(Exercise instructions)
Extract, from the records beneath this instruction, each line that contains the word "night".

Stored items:
** START **

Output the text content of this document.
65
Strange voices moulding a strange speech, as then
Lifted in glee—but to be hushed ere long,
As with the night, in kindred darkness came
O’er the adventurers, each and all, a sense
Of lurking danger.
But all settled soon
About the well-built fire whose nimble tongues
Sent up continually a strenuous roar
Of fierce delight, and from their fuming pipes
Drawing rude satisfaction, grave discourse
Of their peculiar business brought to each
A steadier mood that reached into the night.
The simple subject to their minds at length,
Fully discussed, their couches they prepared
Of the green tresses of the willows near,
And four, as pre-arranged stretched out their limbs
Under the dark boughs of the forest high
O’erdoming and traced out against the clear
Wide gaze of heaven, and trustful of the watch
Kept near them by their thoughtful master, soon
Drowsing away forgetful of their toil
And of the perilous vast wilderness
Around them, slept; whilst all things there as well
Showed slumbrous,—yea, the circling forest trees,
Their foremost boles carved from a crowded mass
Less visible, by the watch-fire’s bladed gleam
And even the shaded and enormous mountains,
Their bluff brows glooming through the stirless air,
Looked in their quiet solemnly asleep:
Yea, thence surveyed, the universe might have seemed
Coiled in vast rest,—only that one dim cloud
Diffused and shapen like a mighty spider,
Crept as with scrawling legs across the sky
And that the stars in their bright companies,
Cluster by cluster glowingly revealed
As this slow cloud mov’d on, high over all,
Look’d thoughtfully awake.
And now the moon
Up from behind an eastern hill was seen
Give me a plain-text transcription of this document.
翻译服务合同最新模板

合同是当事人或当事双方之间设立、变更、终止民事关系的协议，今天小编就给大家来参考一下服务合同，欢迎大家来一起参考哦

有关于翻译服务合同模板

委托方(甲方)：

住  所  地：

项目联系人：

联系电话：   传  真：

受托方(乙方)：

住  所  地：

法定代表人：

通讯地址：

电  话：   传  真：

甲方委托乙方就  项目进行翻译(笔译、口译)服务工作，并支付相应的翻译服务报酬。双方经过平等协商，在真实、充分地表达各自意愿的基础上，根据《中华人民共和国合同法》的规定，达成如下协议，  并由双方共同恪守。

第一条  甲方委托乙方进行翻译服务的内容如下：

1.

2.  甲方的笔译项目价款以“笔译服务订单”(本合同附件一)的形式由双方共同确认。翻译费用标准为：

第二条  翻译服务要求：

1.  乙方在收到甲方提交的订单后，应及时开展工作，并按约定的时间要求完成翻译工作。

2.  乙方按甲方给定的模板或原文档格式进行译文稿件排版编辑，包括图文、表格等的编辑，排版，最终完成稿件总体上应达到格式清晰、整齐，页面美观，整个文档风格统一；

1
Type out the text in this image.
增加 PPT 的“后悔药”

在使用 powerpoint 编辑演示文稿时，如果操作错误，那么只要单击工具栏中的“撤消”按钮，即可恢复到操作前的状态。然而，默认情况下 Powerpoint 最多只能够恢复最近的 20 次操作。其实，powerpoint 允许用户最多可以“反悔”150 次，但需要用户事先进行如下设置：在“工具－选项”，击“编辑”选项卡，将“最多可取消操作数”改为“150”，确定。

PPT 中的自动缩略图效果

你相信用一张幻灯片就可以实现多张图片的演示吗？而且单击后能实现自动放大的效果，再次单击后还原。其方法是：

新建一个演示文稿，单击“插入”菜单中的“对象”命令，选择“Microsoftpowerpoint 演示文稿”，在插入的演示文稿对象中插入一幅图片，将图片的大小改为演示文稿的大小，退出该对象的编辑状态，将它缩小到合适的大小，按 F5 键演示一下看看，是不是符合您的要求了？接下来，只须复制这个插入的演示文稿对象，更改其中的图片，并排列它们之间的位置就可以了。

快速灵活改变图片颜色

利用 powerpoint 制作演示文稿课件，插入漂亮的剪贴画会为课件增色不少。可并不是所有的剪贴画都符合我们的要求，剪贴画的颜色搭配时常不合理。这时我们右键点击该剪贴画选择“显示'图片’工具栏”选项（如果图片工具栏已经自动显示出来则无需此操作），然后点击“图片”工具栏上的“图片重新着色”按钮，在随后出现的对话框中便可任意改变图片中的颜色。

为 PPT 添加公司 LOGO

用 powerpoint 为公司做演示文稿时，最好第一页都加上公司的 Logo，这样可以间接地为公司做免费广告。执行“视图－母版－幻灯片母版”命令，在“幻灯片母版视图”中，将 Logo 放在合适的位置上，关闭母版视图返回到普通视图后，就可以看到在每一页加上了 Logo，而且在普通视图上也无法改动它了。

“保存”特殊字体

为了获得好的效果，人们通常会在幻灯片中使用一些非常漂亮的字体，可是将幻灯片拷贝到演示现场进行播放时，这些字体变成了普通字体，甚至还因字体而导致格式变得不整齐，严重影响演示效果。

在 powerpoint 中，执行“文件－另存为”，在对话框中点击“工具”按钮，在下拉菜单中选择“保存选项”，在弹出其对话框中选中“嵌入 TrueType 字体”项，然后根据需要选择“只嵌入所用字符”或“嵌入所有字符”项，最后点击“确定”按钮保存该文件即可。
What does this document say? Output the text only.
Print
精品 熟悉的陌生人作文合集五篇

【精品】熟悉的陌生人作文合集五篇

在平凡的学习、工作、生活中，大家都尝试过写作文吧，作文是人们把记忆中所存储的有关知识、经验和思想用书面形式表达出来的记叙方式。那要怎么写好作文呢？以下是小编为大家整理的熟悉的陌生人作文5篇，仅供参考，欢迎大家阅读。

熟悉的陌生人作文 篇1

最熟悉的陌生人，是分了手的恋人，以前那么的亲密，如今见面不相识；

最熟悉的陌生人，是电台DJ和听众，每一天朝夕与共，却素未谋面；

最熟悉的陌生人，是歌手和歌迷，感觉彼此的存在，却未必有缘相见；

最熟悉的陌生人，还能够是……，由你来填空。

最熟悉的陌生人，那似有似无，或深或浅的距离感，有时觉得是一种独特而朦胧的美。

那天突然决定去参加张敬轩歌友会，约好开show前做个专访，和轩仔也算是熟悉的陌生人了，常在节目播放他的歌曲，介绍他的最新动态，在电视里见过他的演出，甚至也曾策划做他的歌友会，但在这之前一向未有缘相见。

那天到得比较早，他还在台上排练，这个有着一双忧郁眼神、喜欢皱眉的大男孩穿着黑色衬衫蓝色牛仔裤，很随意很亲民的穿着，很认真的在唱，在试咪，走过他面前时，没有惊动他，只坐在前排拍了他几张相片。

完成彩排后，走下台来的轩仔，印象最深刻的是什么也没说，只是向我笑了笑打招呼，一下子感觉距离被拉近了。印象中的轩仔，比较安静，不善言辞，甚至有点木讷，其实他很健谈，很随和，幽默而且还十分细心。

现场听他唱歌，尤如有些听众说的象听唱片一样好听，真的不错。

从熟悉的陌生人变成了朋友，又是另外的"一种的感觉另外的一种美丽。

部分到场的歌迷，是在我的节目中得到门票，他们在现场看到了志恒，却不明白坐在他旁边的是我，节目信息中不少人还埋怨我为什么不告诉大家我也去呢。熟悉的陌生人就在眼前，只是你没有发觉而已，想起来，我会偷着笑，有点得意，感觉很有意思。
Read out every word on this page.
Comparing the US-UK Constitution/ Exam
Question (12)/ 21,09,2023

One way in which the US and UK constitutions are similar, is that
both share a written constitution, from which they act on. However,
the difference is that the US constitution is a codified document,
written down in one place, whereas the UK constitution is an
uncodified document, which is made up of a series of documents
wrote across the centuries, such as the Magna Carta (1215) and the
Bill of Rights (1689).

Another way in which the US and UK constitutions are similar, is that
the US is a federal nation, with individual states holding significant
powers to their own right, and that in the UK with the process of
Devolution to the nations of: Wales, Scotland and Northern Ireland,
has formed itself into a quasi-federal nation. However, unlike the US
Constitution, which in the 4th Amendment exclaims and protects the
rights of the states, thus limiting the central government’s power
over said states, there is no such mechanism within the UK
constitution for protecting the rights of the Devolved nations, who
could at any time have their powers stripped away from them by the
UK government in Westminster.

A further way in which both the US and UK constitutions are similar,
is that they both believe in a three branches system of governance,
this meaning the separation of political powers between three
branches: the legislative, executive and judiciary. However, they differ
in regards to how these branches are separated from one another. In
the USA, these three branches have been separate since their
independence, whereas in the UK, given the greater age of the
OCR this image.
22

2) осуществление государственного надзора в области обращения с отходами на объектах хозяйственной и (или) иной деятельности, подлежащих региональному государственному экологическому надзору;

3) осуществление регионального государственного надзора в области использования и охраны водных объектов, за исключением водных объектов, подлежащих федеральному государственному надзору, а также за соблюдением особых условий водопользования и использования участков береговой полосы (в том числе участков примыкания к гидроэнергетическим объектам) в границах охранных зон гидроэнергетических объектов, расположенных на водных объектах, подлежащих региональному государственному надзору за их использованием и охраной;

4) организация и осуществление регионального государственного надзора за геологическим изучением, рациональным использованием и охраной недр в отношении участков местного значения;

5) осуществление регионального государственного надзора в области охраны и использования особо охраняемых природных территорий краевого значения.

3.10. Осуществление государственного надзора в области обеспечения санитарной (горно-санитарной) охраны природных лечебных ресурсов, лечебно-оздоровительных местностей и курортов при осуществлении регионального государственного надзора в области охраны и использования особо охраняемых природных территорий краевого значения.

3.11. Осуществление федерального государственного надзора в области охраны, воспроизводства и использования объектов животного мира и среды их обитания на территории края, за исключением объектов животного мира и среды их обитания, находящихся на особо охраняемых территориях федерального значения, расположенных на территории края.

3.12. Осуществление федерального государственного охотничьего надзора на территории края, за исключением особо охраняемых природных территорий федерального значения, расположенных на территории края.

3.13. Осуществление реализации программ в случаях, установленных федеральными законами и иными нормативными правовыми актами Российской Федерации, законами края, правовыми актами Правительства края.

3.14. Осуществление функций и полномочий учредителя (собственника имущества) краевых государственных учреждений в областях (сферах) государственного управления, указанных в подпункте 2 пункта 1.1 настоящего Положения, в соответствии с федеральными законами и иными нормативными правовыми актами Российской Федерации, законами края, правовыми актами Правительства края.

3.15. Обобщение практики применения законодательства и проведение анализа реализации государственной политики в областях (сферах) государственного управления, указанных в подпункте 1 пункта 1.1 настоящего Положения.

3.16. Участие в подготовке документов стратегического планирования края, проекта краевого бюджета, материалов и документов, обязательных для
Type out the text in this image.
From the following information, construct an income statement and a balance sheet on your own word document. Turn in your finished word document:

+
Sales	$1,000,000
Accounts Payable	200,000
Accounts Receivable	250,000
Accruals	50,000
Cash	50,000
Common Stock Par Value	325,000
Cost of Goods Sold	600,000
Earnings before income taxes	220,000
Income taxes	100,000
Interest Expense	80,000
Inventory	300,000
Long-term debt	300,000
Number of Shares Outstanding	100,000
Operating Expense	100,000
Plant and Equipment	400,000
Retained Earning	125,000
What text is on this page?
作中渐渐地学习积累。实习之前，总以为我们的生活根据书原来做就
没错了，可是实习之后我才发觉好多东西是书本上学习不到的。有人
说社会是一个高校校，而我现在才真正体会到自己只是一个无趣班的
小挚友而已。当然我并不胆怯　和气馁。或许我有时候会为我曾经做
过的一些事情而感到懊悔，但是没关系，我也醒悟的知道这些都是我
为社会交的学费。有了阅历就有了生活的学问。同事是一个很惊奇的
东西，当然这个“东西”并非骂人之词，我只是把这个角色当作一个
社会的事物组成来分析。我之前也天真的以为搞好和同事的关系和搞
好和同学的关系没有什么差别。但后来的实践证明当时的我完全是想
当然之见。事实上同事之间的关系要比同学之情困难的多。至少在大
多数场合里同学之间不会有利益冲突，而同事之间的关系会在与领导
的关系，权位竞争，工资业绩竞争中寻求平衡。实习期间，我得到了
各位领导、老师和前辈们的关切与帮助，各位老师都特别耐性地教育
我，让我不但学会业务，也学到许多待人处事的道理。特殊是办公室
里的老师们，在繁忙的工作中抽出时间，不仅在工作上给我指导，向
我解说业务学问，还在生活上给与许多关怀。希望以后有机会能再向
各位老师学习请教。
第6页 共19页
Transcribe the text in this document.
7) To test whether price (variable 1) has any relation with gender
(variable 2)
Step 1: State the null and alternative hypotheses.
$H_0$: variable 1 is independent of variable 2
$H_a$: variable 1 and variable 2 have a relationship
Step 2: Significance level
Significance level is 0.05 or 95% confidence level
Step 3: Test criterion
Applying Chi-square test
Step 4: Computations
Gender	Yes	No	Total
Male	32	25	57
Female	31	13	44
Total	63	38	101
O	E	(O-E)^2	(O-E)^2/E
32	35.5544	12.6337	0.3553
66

** END **

(Task solution)
As with the night, in kindred darkness came
A steadier mood that reached into the night.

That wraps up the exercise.